(Task details): Print all of the entries exactly, minus the pictures.

(Entries):
## start

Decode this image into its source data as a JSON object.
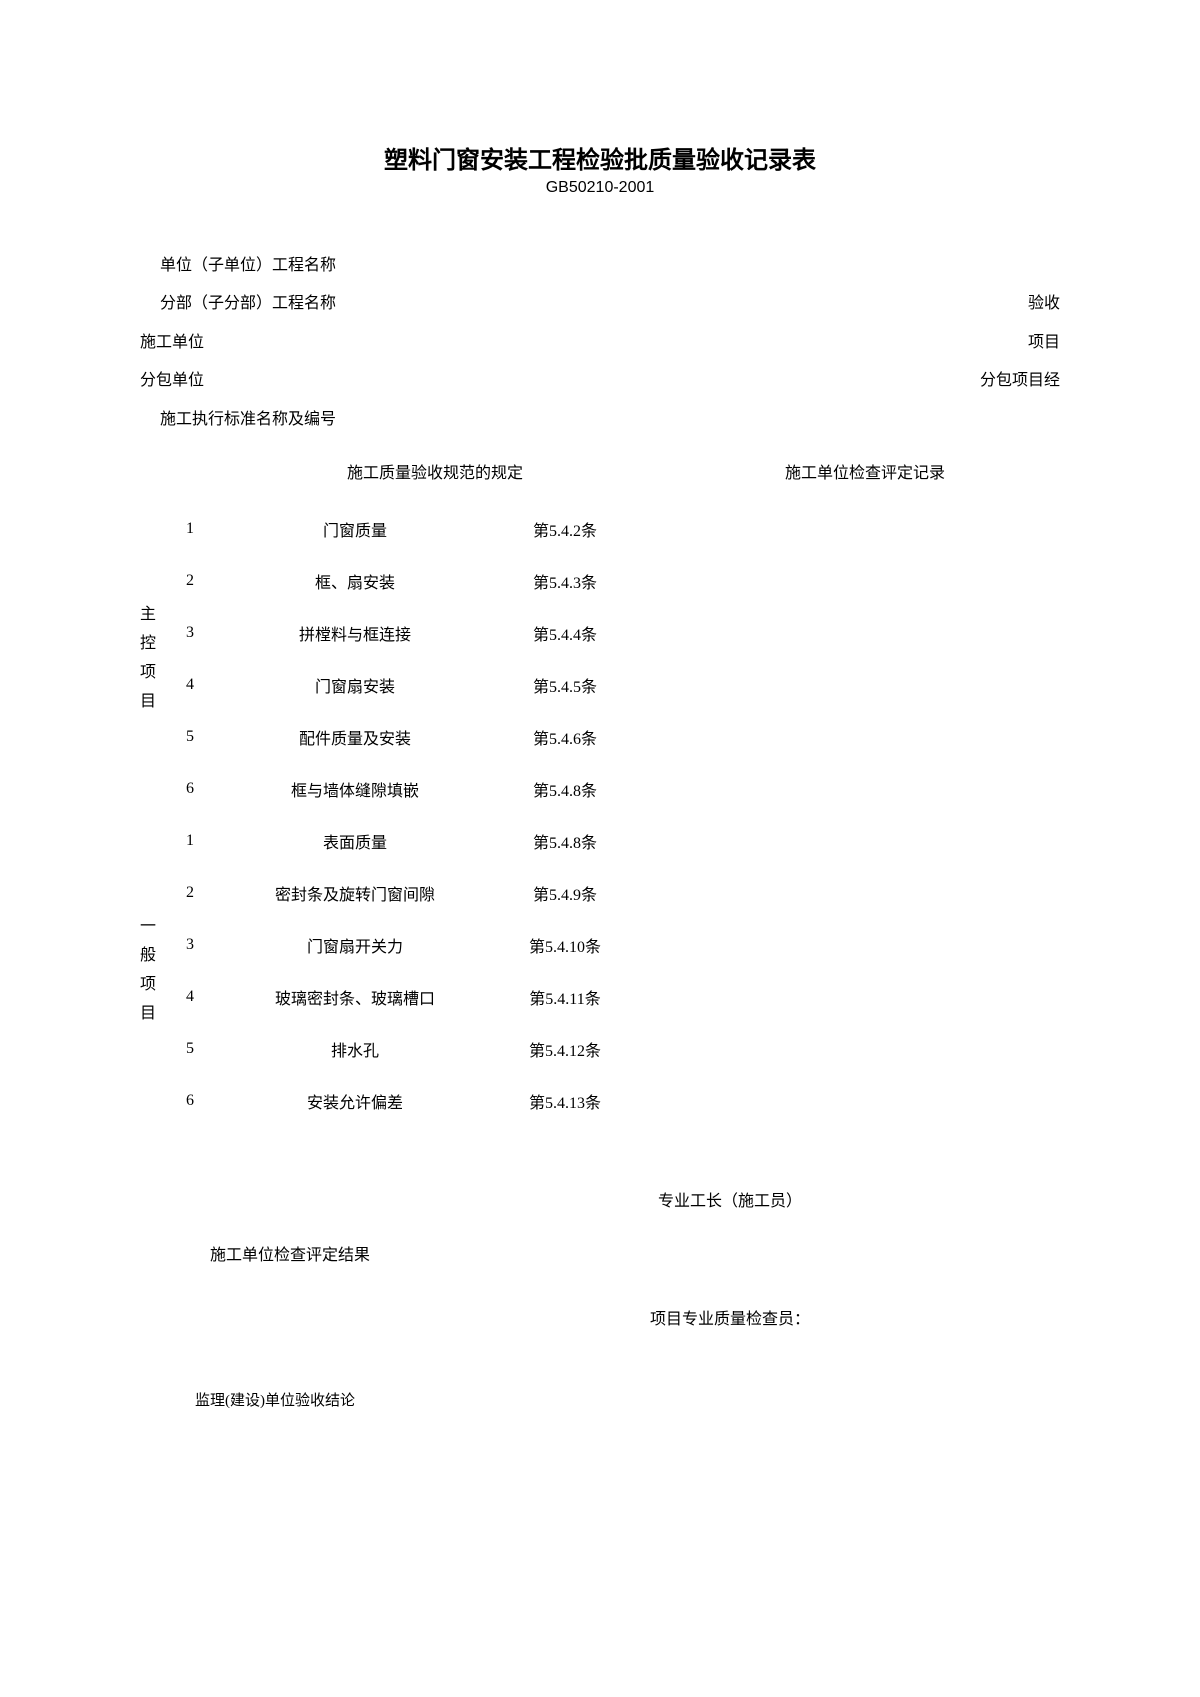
{
  "title": "塑料门窗安装工程检验批质量验收记录表",
  "code": "GB50210-2001",
  "header": {
    "unit_project_label": "单位（子单位）工程名称",
    "sub_project_label": "分部（子分部）工程名称",
    "acceptance_label": "验收",
    "construction_unit_label": "施工单位",
    "project_label": "项目",
    "subcontractor_label": "分包单位",
    "subcontract_pm_label": "分包项目经",
    "standard_label": "施工执行标准名称及编号"
  },
  "columns": {
    "spec_header": "施工质量验收规范的规定",
    "record_header": "施工单位检查评定记录"
  },
  "main_category_label": "主控项目",
  "main_items": [
    {
      "num": "1",
      "name": "门窗质量",
      "clause": "第5.4.2条"
    },
    {
      "num": "2",
      "name": "框、扇安装",
      "clause": "第5.4.3条"
    },
    {
      "num": "3",
      "name": "拼樘料与框连接",
      "clause": "第5.4.4条"
    },
    {
      "num": "4",
      "name": "门窗扇安装",
      "clause": "第5.4.5条"
    },
    {
      "num": "5",
      "name": "配件质量及安装",
      "clause": "第5.4.6条"
    },
    {
      "num": "6",
      "name": "框与墙体缝隙填嵌",
      "clause": "第5.4.8条"
    }
  ],
  "general_category_label": "一般项目",
  "general_items": [
    {
      "num": "1",
      "name": "表面质量",
      "clause": "第5.4.8条"
    },
    {
      "num": "2",
      "name": "密封条及旋转门窗间隙",
      "clause": "第5.4.9条"
    },
    {
      "num": "3",
      "name": "门窗扇开关力",
      "clause": "第5.4.10条"
    },
    {
      "num": "4",
      "name": "玻璃密封条、玻璃槽口",
      "clause": "第5.4.11条"
    },
    {
      "num": "5",
      "name": "排水孔",
      "clause": "第5.4.12条"
    },
    {
      "num": "6",
      "name": "安装允许偏差",
      "clause": "第5.4.13条"
    }
  ],
  "footer": {
    "foreman_label": "专业工长（施工员）",
    "result_label": "施工单位检查评定结果",
    "inspector_label": "项目专业质量检查员：",
    "conclusion_label": "监理(建设)单位验收结论"
  }
}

## end

(Written response):
Decode this image into its source data as a JSON object.
{
  "title": "塑料门窗安装工程检验批质量验收记录表",
  "code": "GB50210-2001",
  "header": {
    "unit_project_label": "单位（子单位）工程名称",
    "sub_project_label": "分部（子分部）工程名称",
    "acceptance_label": "验收",
    "construction_unit_label": "施工单位",
    "project_label": "项目",
    "subcontractor_label": "分包单位",
    "subcontract_pm_label": "分包项目经",
    "standard_label": "施工执行标准名称及编号"
  },
  "columns": {
    "spec_header": "施工质量验收规范的规定",
    "record_header": "施工单位检查评定记录"
  },
  "main_category_label": "主控项目",
  "main_items": [
    {
      "num": "1",
      "name": "门窗质量",
      "clause": "第5.4.2条"
    },
    {
      "num": "2",
      "name": "框、扇安装",
      "clause": "第5.4.3条"
    },
    {
      "num": "3",
      "name": "拼樘料与框连接",
      "clause": "第5.4.4条"
    },
    {
      "num": "4",
      "name": "门窗扇安装",
      "clause": "第5.4.5条"
    },
    {
      "num": "5",
      "name": "配件质量及安装",
      "clause": "第5.4.6条"
    },
    {
      "num": "6",
      "name": "框与墙体缝隙填嵌",
      "clause": "第5.4.8条"
    }
  ],
  "general_category_label": "一般项目",
  "general_items": [
    {
      "num": "1",
      "name": "表面质量",
      "clause": "第5.4.8条"
    },
    {
      "num": "2",
      "name": "密封条及旋转门窗间隙",
      "clause": "第5.4.9条"
    },
    {
      "num": "3",
      "name": "门窗扇开关力",
      "clause": "第5.4.10条"
    },
    {
      "num": "4",
      "name": "玻璃密封条、玻璃槽口",
      "clause": "第5.4.11条"
    },
    {
      "num": "5",
      "name": "排水孔",
      "clause": "第5.4.12条"
    },
    {
      "num": "6",
      "name": "安装允许偏差",
      "clause": "第5.4.13条"
    }
  ],
  "footer": {
    "foreman_label": "专业工长（施工员）",
    "result_label": "施工单位检查评定结果",
    "inspector_label": "项目专业质量检查员：",
    "conclusion_label": "监理(建设)单位验收结论"
  }
}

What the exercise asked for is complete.